> [Short exercise] Gather the lines that hold the string "Костромской".

> [Material]
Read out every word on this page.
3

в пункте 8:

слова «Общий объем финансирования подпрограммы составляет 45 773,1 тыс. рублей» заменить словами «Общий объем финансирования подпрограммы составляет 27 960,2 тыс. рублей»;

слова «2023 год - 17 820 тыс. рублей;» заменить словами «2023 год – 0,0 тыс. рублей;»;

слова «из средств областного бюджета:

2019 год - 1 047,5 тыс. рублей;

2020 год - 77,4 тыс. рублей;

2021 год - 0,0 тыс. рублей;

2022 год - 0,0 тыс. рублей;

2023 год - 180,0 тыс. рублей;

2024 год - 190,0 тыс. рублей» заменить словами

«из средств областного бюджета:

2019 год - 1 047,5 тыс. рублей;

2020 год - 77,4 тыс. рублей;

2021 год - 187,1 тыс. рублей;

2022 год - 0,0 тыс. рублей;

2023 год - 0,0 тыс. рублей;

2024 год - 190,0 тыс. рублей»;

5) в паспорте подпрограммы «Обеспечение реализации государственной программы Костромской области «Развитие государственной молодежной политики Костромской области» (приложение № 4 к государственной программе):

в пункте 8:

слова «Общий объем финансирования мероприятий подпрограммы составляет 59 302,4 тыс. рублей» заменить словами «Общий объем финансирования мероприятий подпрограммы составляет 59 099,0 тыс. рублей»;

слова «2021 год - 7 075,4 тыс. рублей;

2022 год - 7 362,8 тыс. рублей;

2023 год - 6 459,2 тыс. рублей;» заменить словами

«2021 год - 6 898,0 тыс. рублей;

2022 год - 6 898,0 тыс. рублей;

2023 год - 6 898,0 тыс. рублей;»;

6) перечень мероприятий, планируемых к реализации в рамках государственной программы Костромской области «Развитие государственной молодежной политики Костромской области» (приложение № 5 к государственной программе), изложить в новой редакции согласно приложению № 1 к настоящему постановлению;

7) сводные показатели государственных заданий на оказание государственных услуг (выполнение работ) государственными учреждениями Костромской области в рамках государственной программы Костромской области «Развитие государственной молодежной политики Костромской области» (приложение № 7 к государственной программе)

> [Response to the exercise]
5) в паспорте подпрограммы «Обеспечение реализации государственной программы Костромской области «Развитие государственной молодежной политики Костромской области» (приложение № 4 к государственной программе):
6) перечень мероприятий, планируемых к реализации в рамках государственной программы Костромской области «Развитие государственной молодежной политики Костромской области» (приложение № 5 к государственной программе), изложить в новой редакции согласно приложению № 1 к настоящему постановлению;
7) сводные показатели государственных заданий на оказание государственных услуг (выполнение работ) государственными учреждениями Костромской области в рамках государственной программы Костромской области «Развитие государственной молодежной политики Костромской области» (приложение № 7 к государственной программе)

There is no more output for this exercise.